■ TASK PROMPT: Look through the listing below and report how many lines contain "างคำส", as a bare number.

■ TASK INPUTS:
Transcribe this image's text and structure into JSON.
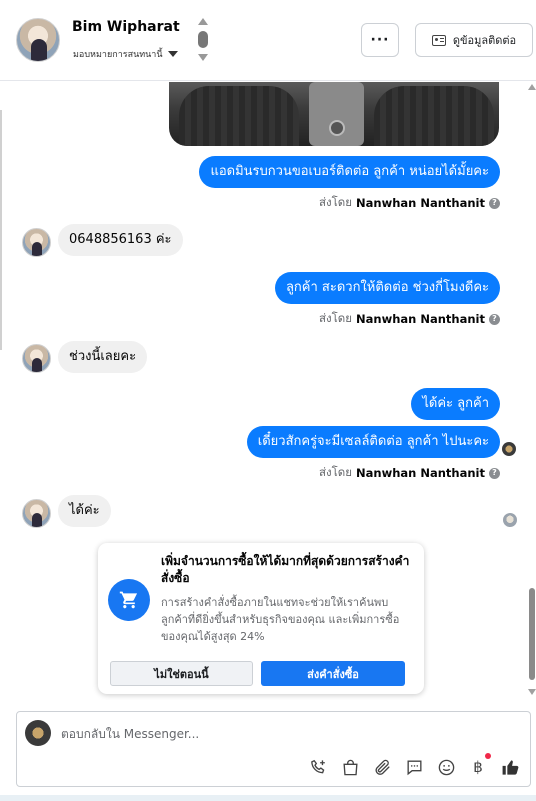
{
  "header": {
    "contact_name": "Bim Wipharat",
    "assign_label": "มอบหมายการสนทนานี้",
    "more_label": "···",
    "contact_info_label": "ดูข้อมูลติดต่อ"
  },
  "messages": [
    {
      "id": "m1",
      "direction": "out",
      "text": "แอดมินรบกวนขอเบอร์ติดต่อ ลูกค้า หน่อยได้มั้ยคะ"
    },
    {
      "id": "m2",
      "direction": "in",
      "text": "0648856163 ค่ะ"
    },
    {
      "id": "m3",
      "direction": "out",
      "text": "ลูกค้า สะดวกให้ติดต่อ ช่วงกี่โมงดีคะ"
    },
    {
      "id": "m4",
      "direction": "in",
      "text": "ช่วงนี้เลยคะ"
    },
    {
      "id": "m5",
      "direction": "out",
      "text": "ได้ค่ะ ลูกค้า"
    },
    {
      "id": "m6",
      "direction": "out",
      "text": "เดี๋ยวสักครู่จะมีเซลล์ติดต่อ ลูกค้า ไปนะคะ"
    },
    {
      "id": "m7",
      "direction": "in",
      "text": "ได้ค่ะ"
    }
  ],
  "sent_by": {
    "prefix": "ส่งโดย",
    "name": "Nanwhan Nanthanit",
    "help_label": "?"
  },
  "promo": {
    "title": "เพิ่มจำนวนการซื้อให้ได้มากที่สุดด้วยการสร้างคำสั่งซื้อ",
    "description": "การสร้างคำสั่งซื้อภายในแชทจะช่วยให้เราค้นพบลูกค้าที่ดียิ่งขึ้นสำหรับธุรกิจของคุณ และเพิ่มการซื้อของคุณได้สูงสุด 24%",
    "not_now_label": "ไม่ใช่ตอนนี้",
    "send_order_label": "ส่งคำสั่งซื้อ"
  },
  "composer": {
    "placeholder": "ตอบกลับใน Messenger...",
    "baht_symbol": "฿"
  },
  "colors": {
    "outgoing_bubble": "#0a7cff",
    "incoming_bubble": "#f0f0f0",
    "accent": "#1877f2"
  }
}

■ FULL SOLUTION: 2